● Problem requirements: Each entry below is to be given again word for word, with no pictures.
***
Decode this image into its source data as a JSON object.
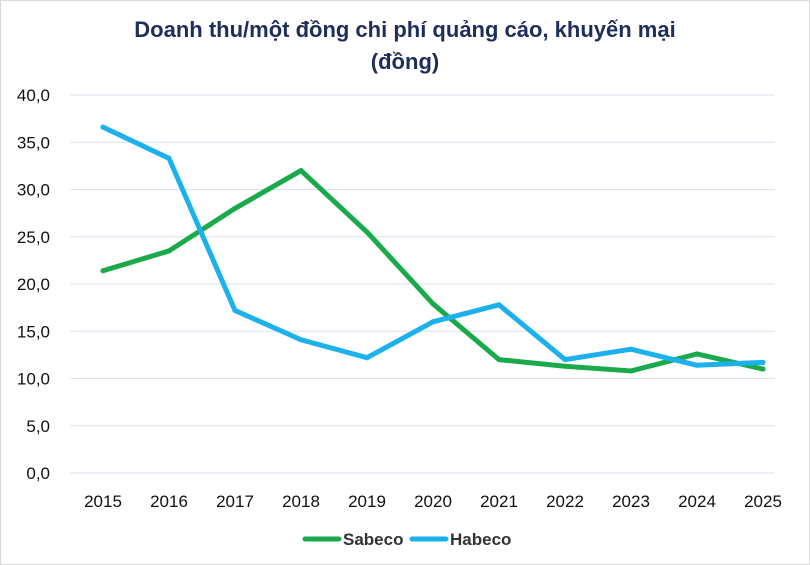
{
  "chart_data": {
    "type": "line",
    "title_line1": "Doanh thu/một đồng chi phí quảng cáo, khuyến mại",
    "title_line2": "(đồng)",
    "xlabel": "",
    "ylabel": "",
    "categories": [
      "2015",
      "2016",
      "2017",
      "2018",
      "2019",
      "2020",
      "2021",
      "2022",
      "2023",
      "2024",
      "2025"
    ],
    "ylim": [
      0,
      40
    ],
    "yticks": [
      "0,0",
      "5,0",
      "10,0",
      "15,0",
      "20,0",
      "25,0",
      "30,0",
      "35,0",
      "40,0"
    ],
    "grid": true,
    "legend_position": "bottom",
    "series": [
      {
        "name": "Sabeco",
        "color": "#1aaa4b",
        "values": [
          21.4,
          23.5,
          28.0,
          32.0,
          25.5,
          17.9,
          12.0,
          11.3,
          10.8,
          12.6,
          11.0
        ]
      },
      {
        "name": "Habeco",
        "color": "#1cb0ec",
        "values": [
          36.6,
          33.3,
          17.2,
          14.1,
          12.2,
          16.0,
          17.8,
          12.0,
          13.1,
          11.4,
          11.7
        ]
      }
    ]
  }
}
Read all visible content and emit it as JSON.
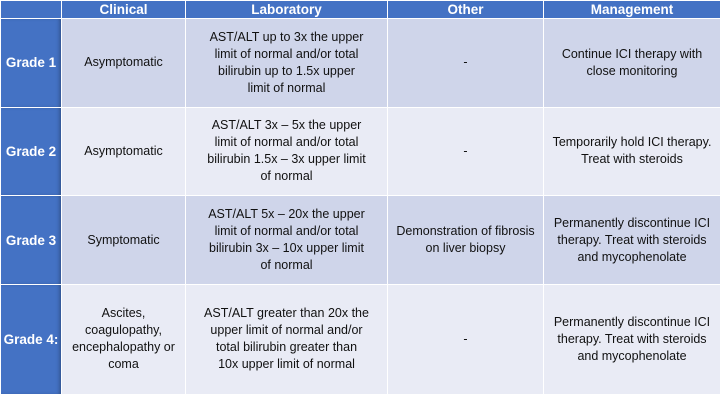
{
  "table": {
    "headers": [
      "",
      "Clinical",
      "Laboratory",
      "Other",
      "Management"
    ],
    "rows": [
      {
        "grade": "Grade 1",
        "clinical": "Asymptomatic",
        "laboratory": "AST/ALT up to 3x the upper\nlimit of normal and/or total\nbilirubin up to 1.5x upper\nlimit of normal",
        "other": "-",
        "management": "Continue ICI therapy with\nclose monitoring"
      },
      {
        "grade": "Grade 2",
        "clinical": "Asymptomatic",
        "laboratory": "AST/ALT 3x – 5x the upper\nlimit of normal and/or total\nbilirubin 1.5x – 3x upper limit\nof normal",
        "other": "-",
        "management": "Temporarily hold ICI therapy.\nTreat with steroids"
      },
      {
        "grade": "Grade 3",
        "clinical": "Symptomatic",
        "laboratory": "AST/ALT 5x – 20x the upper\nlimit of normal and/or total\nbilirubin 3x – 10x upper limit\nof normal",
        "other": "Demonstration of fibrosis\non liver biopsy",
        "management": "Permanently discontinue ICI\ntherapy. Treat with steroids\nand mycophenolate"
      },
      {
        "grade": "Grade 4:",
        "clinical": "Ascites,\ncoagulopathy,\nencephalopathy or\ncoma",
        "laboratory": "AST/ALT greater than 20x the\nupper limit of normal and/or\ntotal bilirubin greater than\n10x upper limit of normal",
        "other": "-",
        "management": "Permanently discontinue ICI\ntherapy. Treat with steroids\nand mycophenolate"
      }
    ]
  },
  "colors": {
    "header_blue": "#4472c4",
    "row_dark": "#cfd5ea",
    "row_light": "#e9ebf5"
  }
}
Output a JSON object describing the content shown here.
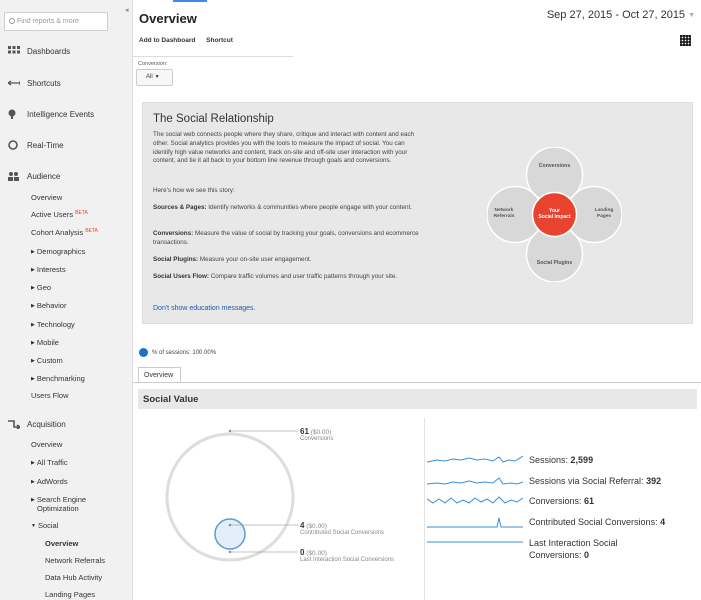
***
● In response:
Decode this image into its source data as a JSON object.
{
  "chart_data": {
    "type": "line",
    "title_line1": "Doanh thu/một đồng chi phí quảng cáo, khuyến mại",
    "title_line2": "(đồng)",
    "xlabel": "",
    "ylabel": "",
    "categories": [
      "2015",
      "2016",
      "2017",
      "2018",
      "2019",
      "2020",
      "2021",
      "2022",
      "2023",
      "2024",
      "2025"
    ],
    "ylim": [
      0,
      40
    ],
    "yticks": [
      "0,0",
      "5,0",
      "10,0",
      "15,0",
      "20,0",
      "25,0",
      "30,0",
      "35,0",
      "40,0"
    ],
    "grid": true,
    "legend_position": "bottom",
    "series": [
      {
        "name": "Sabeco",
        "color": "#1aaa4b",
        "values": [
          21.4,
          23.5,
          28.0,
          32.0,
          25.5,
          17.9,
          12.0,
          11.3,
          10.8,
          12.6,
          11.0
        ]
      },
      {
        "name": "Habeco",
        "color": "#1cb0ec",
        "values": [
          36.6,
          33.3,
          17.2,
          14.1,
          12.2,
          16.0,
          17.8,
          12.0,
          13.1,
          11.4,
          11.7
        ]
      }
    ]
  }
}
Read all visible content and emit it as JSON.
{
  "table": {
    "headers": [
      "",
      "Clinical",
      "Laboratory",
      "Other",
      "Management"
    ],
    "rows": [
      {
        "grade": "Grade 1",
        "clinical": "Asymptomatic",
        "laboratory": "AST/ALT up to 3x the upper\nlimit of normal and/or total\nbilirubin up to 1.5x upper\nlimit of normal",
        "other": "-",
        "management": "Continue ICI therapy with\nclose monitoring"
      },
      {
        "grade": "Grade 2",
        "clinical": "Asymptomatic",
        "laboratory": "AST/ALT 3x – 5x the upper\nlimit of normal and/or total\nbilirubin 1.5x – 3x upper limit\nof normal",
        "other": "-",
        "management": "Temporarily hold ICI therapy.\nTreat with steroids"
      },
      {
        "grade": "Grade 3",
        "clinical": "Symptomatic",
        "laboratory": "AST/ALT 5x – 20x the upper\nlimit of normal and/or total\nbilirubin 3x – 10x upper limit\nof normal",
        "other": "Demonstration of fibrosis\non liver biopsy",
        "management": "Permanently discontinue ICI\ntherapy. Treat with steroids\nand mycophenolate"
      },
      {
        "grade": "Grade 4:",
        "clinical": "Ascites,\ncoagulopathy,\nencephalopathy or\ncoma",
        "laboratory": "AST/ALT greater than 20x the\nupper limit of normal and/or\ntotal bilirubin greater than\n10x upper limit of normal",
        "other": "-",
        "management": "Permanently discontinue ICI\ntherapy. Treat with steroids\nand mycophenolate"
      }
    ]
  },
  "colors": {
    "header_blue": "#4472c4",
    "row_dark": "#cfd5ea",
    "row_light": "#e9ebf5"
  }
}
Output a JSON object describing the content shown here.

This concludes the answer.